** START OF SUPPLIED INFORMATION **

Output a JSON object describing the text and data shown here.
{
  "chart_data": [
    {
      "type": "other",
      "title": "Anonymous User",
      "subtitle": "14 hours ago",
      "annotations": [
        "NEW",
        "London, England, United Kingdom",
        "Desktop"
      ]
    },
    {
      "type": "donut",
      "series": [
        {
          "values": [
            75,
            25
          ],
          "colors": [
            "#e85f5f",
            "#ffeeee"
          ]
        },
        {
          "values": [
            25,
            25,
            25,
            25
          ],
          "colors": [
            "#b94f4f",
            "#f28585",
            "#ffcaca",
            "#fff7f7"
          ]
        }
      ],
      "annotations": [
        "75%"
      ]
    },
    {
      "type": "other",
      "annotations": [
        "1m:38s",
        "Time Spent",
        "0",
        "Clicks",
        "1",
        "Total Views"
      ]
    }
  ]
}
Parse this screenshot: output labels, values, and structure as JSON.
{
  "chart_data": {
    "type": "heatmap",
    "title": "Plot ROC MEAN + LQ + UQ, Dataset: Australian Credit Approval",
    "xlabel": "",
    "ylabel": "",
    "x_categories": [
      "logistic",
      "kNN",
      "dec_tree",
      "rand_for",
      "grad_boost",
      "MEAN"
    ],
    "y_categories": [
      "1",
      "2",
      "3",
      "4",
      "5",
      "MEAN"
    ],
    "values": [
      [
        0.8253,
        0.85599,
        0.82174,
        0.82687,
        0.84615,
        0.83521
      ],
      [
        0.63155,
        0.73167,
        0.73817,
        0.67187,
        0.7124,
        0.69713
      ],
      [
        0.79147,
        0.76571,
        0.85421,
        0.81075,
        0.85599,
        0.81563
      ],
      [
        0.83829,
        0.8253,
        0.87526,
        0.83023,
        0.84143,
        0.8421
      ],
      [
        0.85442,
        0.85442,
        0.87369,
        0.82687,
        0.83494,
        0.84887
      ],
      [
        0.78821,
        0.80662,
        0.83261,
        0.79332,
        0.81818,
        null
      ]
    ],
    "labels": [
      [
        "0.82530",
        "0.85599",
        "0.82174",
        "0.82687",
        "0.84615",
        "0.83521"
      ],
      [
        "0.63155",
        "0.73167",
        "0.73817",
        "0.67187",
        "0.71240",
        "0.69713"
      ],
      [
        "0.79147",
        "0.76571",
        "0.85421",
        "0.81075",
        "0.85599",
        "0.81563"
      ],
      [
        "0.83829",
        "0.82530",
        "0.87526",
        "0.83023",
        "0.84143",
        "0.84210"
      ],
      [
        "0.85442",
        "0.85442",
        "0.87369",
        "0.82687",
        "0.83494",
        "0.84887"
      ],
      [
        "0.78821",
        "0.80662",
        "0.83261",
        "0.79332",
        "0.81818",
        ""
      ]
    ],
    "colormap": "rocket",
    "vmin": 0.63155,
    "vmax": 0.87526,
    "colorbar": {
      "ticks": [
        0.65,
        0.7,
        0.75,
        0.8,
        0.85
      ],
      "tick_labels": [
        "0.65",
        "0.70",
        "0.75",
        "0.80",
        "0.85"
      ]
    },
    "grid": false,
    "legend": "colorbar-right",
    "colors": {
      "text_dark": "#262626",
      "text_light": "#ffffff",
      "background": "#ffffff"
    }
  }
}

** END OF SUPPLIED INFORMATION **

## WHAT TO PRODUCE
Repeat the records above in full, character for character.

## SOLUTION
Output a JSON object describing the text and data shown here.
{
  "chart_data": [
    {
      "type": "other",
      "title": "Anonymous User",
      "subtitle": "14 hours ago",
      "annotations": [
        "NEW",
        "London, England, United Kingdom",
        "Desktop"
      ]
    },
    {
      "type": "donut",
      "series": [
        {
          "values": [
            75,
            25
          ],
          "colors": [
            "#e85f5f",
            "#ffeeee"
          ]
        },
        {
          "values": [
            25,
            25,
            25,
            25
          ],
          "colors": [
            "#b94f4f",
            "#f28585",
            "#ffcaca",
            "#fff7f7"
          ]
        }
      ],
      "annotations": [
        "75%"
      ]
    },
    {
      "type": "other",
      "annotations": [
        "1m:38s",
        "Time Spent",
        "0",
        "Clicks",
        "1",
        "Total Views"
      ]
    }
  ]
}
Parse this screenshot: output labels, values, and structure as JSON.
{
  "chart_data": {
    "type": "heatmap",
    "title": "Plot ROC MEAN + LQ + UQ, Dataset: Australian Credit Approval",
    "xlabel": "",
    "ylabel": "",
    "x_categories": [
      "logistic",
      "kNN",
      "dec_tree",
      "rand_for",
      "grad_boost",
      "MEAN"
    ],
    "y_categories": [
      "1",
      "2",
      "3",
      "4",
      "5",
      "MEAN"
    ],
    "values": [
      [
        0.8253,
        0.85599,
        0.82174,
        0.82687,
        0.84615,
        0.83521
      ],
      [
        0.63155,
        0.73167,
        0.73817,
        0.67187,
        0.7124,
        0.69713
      ],
      [
        0.79147,
        0.76571,
        0.85421,
        0.81075,
        0.85599,
        0.81563
      ],
      [
        0.83829,
        0.8253,
        0.87526,
        0.83023,
        0.84143,
        0.8421
      ],
      [
        0.85442,
        0.85442,
        0.87369,
        0.82687,
        0.83494,
        0.84887
      ],
      [
        0.78821,
        0.80662,
        0.83261,
        0.79332,
        0.81818,
        null
      ]
    ],
    "labels": [
      [
        "0.82530",
        "0.85599",
        "0.82174",
        "0.82687",
        "0.84615",
        "0.83521"
      ],
      [
        "0.63155",
        "0.73167",
        "0.73817",
        "0.67187",
        "0.71240",
        "0.69713"
      ],
      [
        "0.79147",
        "0.76571",
        "0.85421",
        "0.81075",
        "0.85599",
        "0.81563"
      ],
      [
        "0.83829",
        "0.82530",
        "0.87526",
        "0.83023",
        "0.84143",
        "0.84210"
      ],
      [
        "0.85442",
        "0.85442",
        "0.87369",
        "0.82687",
        "0.83494",
        "0.84887"
      ],
      [
        "0.78821",
        "0.80662",
        "0.83261",
        "0.79332",
        "0.81818",
        ""
      ]
    ],
    "colormap": "rocket",
    "vmin": 0.63155,
    "vmax": 0.87526,
    "colorbar": {
      "ticks": [
        0.65,
        0.7,
        0.75,
        0.8,
        0.85
      ],
      "tick_labels": [
        "0.65",
        "0.70",
        "0.75",
        "0.80",
        "0.85"
      ]
    },
    "grid": false,
    "legend": "colorbar-right",
    "colors": {
      "text_dark": "#262626",
      "text_light": "#ffffff",
      "background": "#ffffff"
    }
  }
}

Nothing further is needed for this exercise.